**EXERCISE OBJECTIVE**
Determine how many lines of the data below contain "were", then give only that number.

------------

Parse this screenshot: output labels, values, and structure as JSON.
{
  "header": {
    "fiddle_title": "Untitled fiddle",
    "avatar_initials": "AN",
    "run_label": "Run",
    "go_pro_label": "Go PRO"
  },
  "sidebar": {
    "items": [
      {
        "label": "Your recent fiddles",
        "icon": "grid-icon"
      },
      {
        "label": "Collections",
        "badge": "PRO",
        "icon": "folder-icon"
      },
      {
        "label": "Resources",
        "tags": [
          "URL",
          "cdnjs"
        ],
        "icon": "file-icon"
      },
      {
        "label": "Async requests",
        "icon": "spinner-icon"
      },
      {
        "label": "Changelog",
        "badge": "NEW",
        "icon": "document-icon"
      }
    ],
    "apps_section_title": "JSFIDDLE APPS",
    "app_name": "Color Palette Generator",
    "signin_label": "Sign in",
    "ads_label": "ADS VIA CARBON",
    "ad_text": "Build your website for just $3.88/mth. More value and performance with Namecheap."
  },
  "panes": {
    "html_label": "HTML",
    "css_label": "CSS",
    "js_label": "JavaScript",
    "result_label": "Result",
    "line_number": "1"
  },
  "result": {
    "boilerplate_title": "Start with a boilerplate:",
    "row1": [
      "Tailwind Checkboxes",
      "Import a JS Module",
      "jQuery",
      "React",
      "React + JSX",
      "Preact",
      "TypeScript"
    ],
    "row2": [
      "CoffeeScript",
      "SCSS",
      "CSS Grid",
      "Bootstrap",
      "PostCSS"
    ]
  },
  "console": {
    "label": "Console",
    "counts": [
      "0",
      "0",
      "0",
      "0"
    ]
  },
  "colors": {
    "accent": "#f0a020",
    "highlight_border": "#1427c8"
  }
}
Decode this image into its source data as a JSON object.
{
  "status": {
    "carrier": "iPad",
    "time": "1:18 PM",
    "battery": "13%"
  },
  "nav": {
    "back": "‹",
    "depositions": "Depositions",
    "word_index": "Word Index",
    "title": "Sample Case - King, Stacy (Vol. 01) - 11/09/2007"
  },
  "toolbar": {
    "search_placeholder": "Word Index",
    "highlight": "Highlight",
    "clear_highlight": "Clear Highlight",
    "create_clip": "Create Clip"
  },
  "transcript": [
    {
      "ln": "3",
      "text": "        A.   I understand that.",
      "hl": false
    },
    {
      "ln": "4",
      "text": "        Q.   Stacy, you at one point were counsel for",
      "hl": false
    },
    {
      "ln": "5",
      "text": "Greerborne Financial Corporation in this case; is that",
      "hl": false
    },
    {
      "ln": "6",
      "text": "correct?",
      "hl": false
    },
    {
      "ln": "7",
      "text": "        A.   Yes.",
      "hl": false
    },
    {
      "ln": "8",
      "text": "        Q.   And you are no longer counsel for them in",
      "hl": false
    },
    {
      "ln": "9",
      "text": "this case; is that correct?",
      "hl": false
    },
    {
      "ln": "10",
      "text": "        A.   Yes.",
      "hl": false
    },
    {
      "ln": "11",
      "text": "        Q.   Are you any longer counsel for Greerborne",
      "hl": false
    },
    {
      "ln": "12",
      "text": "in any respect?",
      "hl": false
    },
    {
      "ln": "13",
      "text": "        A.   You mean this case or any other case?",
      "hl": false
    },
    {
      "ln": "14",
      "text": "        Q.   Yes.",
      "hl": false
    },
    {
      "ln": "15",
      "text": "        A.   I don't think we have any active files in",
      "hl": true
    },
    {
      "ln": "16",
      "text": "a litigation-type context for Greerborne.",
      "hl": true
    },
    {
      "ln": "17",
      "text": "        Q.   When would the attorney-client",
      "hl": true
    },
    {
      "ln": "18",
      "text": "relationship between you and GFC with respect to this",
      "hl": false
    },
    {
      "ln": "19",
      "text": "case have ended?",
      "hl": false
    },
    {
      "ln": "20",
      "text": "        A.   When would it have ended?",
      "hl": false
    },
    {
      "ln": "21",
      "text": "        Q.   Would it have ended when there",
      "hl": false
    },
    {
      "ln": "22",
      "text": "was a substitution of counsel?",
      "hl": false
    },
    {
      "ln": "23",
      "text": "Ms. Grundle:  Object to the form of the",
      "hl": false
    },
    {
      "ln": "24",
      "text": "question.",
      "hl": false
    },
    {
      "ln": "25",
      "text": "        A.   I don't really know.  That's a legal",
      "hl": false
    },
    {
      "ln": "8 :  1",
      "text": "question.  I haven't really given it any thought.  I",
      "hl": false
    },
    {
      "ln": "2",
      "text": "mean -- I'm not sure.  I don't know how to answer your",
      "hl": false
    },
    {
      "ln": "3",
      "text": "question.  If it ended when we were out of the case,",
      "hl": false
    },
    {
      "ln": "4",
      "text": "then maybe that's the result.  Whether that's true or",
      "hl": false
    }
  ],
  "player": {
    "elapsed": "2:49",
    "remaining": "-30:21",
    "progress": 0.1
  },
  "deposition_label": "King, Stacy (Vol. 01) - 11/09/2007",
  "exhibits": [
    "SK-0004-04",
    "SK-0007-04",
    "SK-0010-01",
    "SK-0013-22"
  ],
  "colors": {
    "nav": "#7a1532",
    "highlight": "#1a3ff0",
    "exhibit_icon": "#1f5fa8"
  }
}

------------

**WRITTEN ANSWER**
2